--- Begin Records provided ---

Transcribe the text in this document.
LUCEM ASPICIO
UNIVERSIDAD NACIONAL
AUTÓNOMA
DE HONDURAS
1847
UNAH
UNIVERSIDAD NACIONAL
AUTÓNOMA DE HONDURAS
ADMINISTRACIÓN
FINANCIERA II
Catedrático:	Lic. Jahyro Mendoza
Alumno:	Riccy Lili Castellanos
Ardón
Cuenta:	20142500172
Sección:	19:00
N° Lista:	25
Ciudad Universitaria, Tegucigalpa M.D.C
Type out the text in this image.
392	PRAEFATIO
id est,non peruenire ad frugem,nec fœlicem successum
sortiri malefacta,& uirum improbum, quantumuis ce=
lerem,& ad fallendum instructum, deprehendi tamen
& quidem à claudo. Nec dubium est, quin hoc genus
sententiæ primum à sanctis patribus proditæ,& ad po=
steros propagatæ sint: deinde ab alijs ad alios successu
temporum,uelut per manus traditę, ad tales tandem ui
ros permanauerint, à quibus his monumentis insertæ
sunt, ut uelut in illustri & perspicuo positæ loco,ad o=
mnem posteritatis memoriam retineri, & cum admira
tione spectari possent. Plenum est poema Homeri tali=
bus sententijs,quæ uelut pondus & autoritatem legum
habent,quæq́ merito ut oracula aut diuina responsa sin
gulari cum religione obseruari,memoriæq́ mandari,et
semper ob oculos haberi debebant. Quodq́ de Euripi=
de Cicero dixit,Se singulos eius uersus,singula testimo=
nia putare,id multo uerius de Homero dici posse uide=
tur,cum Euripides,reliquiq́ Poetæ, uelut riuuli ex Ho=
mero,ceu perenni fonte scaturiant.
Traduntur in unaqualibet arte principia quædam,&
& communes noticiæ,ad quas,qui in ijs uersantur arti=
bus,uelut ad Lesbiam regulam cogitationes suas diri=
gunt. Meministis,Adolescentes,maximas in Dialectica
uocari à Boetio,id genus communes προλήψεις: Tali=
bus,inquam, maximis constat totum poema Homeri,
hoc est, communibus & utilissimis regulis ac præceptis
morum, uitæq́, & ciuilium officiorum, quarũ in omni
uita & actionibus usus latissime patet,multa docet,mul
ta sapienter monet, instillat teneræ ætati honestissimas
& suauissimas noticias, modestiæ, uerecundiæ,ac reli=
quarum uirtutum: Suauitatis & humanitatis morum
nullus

--- End Records provided ---

● Set problem
Every entry must be retyped in full, exactly as given.

● Answer to this exercise
Transcribe the text in this document.
LUCEM ASPICIO
UNIVERSIDAD NACIONAL
AUTÓNOMA
DE HONDURAS
1847
UNAH
UNIVERSIDAD NACIONAL
AUTÓNOMA DE HONDURAS
ADMINISTRACIÓN
FINANCIERA II
Catedrático:	Lic. Jahyro Mendoza
Alumno:	Riccy Lili Castellanos
Ardón
Cuenta:	20142500172
Sección:	19:00
N° Lista:	25
Ciudad Universitaria, Tegucigalpa M.D.C
Type out the text in this image.
392	PRAEFATIO
id est,non peruenire ad frugem,nec fœlicem successum
sortiri malefacta,& uirum improbum, quantumuis ce=
lerem,& ad fallendum instructum, deprehendi tamen
& quidem à claudo. Nec dubium est, quin hoc genus
sententiæ primum à sanctis patribus proditæ,& ad po=
steros propagatæ sint: deinde ab alijs ad alios successu
temporum,uelut per manus traditę, ad tales tandem ui
ros permanauerint, à quibus his monumentis insertæ
sunt, ut uelut in illustri & perspicuo positæ loco,ad o=
mnem posteritatis memoriam retineri, & cum admira
tione spectari possent. Plenum est poema Homeri tali=
bus sententijs,quæ uelut pondus & autoritatem legum
habent,quæq́ merito ut oracula aut diuina responsa sin
gulari cum religione obseruari,memoriæq́ mandari,et
semper ob oculos haberi debebant. Quodq́ de Euripi=
de Cicero dixit,Se singulos eius uersus,singula testimo=
nia putare,id multo uerius de Homero dici posse uide=
tur,cum Euripides,reliquiq́ Poetæ, uelut riuuli ex Ho=
mero,ceu perenni fonte scaturiant.
Traduntur in unaqualibet arte principia quædam,&
& communes noticiæ,ad quas,qui in ijs uersantur arti=
bus,uelut ad Lesbiam regulam cogitationes suas diri=
gunt. Meministis,Adolescentes,maximas in Dialectica
uocari à Boetio,id genus communes προλήψεις: Tali=
bus,inquam, maximis constat totum poema Homeri,
hoc est, communibus & utilissimis regulis ac præceptis
morum, uitæq́, & ciuilium officiorum, quarũ in omni
uita & actionibus usus latissime patet,multa docet,mul
ta sapienter monet, instillat teneræ ætati honestissimas
& suauissimas noticias, modestiæ, uerecundiæ,ac reli=
quarum uirtutum: Suauitatis & humanitatis morum
nullus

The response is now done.